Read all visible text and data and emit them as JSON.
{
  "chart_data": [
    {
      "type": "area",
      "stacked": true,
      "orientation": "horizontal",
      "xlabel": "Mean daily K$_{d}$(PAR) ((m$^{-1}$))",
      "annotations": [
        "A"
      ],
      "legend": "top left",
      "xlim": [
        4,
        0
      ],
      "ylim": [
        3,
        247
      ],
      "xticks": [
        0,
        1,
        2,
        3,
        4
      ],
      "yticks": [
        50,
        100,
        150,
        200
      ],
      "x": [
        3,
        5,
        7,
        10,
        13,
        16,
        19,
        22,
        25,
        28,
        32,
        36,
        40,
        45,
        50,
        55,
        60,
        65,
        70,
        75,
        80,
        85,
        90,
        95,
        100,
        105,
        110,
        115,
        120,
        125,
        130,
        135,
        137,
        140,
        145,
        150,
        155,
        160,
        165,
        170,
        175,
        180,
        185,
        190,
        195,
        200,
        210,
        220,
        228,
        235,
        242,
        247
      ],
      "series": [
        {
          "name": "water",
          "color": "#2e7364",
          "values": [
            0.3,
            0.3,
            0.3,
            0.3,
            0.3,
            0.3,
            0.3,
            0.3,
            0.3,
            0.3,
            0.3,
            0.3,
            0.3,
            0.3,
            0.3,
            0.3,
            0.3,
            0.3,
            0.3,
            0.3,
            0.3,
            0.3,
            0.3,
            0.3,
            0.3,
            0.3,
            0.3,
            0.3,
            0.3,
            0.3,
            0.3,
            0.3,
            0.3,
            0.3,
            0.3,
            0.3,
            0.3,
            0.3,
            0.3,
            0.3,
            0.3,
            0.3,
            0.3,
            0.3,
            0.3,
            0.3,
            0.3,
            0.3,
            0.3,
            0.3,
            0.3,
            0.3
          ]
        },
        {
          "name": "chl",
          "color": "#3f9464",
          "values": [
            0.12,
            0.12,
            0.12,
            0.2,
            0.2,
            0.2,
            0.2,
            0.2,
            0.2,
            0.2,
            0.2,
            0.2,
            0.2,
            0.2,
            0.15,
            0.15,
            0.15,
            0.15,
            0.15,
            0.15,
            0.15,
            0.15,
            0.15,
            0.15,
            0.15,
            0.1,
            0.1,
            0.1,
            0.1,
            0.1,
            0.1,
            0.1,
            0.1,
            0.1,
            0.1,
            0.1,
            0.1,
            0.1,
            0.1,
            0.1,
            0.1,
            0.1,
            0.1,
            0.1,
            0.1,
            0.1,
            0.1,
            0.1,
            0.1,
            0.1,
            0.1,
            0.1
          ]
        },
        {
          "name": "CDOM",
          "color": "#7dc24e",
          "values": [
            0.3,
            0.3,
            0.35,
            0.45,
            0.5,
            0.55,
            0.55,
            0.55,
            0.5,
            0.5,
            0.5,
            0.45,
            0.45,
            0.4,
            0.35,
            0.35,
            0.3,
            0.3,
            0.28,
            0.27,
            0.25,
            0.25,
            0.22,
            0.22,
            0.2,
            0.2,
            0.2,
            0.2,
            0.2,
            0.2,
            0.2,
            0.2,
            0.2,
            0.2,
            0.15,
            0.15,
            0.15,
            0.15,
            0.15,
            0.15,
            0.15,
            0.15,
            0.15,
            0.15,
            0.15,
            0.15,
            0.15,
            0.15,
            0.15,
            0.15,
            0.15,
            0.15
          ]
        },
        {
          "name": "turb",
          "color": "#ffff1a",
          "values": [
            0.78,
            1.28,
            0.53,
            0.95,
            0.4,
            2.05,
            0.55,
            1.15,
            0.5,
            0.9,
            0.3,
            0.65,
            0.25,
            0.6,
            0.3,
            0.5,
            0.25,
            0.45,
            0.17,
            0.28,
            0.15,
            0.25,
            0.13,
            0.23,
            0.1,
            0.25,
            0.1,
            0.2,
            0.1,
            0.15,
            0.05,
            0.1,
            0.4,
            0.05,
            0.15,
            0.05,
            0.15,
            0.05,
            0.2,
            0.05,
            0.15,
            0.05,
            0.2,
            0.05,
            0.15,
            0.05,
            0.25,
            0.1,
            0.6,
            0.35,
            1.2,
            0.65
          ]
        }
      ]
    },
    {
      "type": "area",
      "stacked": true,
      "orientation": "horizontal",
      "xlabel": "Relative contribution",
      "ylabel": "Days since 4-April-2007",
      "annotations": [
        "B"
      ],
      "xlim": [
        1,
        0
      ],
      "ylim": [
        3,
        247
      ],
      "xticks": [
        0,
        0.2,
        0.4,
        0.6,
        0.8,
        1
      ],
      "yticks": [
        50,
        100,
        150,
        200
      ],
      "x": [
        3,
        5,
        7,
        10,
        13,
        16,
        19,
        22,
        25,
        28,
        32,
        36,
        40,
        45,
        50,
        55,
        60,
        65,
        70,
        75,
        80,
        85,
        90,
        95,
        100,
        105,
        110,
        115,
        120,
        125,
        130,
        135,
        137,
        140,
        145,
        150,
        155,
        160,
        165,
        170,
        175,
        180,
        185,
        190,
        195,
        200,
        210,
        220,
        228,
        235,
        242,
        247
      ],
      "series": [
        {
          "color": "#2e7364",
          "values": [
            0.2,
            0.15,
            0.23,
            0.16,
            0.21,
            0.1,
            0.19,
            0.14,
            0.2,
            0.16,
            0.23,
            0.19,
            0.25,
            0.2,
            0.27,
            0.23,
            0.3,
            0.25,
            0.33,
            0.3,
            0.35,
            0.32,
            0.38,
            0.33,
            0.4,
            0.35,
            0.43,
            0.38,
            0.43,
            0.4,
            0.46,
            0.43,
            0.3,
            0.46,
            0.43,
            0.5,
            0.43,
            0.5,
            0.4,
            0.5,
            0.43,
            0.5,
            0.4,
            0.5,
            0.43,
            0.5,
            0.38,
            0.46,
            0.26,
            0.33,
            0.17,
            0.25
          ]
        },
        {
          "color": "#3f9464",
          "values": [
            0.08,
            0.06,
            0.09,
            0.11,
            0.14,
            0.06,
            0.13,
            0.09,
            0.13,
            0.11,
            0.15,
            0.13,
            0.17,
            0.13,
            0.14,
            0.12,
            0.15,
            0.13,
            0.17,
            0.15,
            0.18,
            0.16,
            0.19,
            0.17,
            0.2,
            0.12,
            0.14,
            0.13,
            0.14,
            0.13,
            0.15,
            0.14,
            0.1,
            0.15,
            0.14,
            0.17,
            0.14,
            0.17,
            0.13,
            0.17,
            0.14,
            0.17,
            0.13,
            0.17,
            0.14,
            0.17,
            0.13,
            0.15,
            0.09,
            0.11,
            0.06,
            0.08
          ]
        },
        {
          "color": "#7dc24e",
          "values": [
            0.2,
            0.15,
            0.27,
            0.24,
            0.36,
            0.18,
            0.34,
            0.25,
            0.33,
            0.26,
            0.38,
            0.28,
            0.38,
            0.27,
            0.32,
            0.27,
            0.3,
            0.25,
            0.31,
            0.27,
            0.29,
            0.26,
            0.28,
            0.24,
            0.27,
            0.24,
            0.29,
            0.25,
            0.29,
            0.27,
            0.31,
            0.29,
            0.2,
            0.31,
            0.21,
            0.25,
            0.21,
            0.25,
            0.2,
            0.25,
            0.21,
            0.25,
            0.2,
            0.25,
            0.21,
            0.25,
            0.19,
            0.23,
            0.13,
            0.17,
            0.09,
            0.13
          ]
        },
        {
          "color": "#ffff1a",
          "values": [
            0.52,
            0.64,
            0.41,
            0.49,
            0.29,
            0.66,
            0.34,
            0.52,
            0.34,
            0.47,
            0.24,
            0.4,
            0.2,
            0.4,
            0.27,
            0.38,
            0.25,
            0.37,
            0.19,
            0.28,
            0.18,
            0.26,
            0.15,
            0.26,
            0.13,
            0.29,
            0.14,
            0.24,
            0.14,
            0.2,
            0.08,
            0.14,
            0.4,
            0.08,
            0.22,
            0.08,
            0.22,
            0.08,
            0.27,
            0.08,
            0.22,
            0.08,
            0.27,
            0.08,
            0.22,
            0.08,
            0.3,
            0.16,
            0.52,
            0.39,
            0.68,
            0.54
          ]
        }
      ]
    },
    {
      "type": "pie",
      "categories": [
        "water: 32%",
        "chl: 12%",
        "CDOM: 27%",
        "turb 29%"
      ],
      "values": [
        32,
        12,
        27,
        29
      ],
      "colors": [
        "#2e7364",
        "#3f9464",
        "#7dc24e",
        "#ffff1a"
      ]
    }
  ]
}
---------------
Using the listing above, locate the lines that hold "xlabel" and copy each one.

WORKED SOLUTION:
      "xlabel": "Mean daily K$_{d}$(PAR) ((m$^{-1}$))",
      "xlabel": "Relative contribution",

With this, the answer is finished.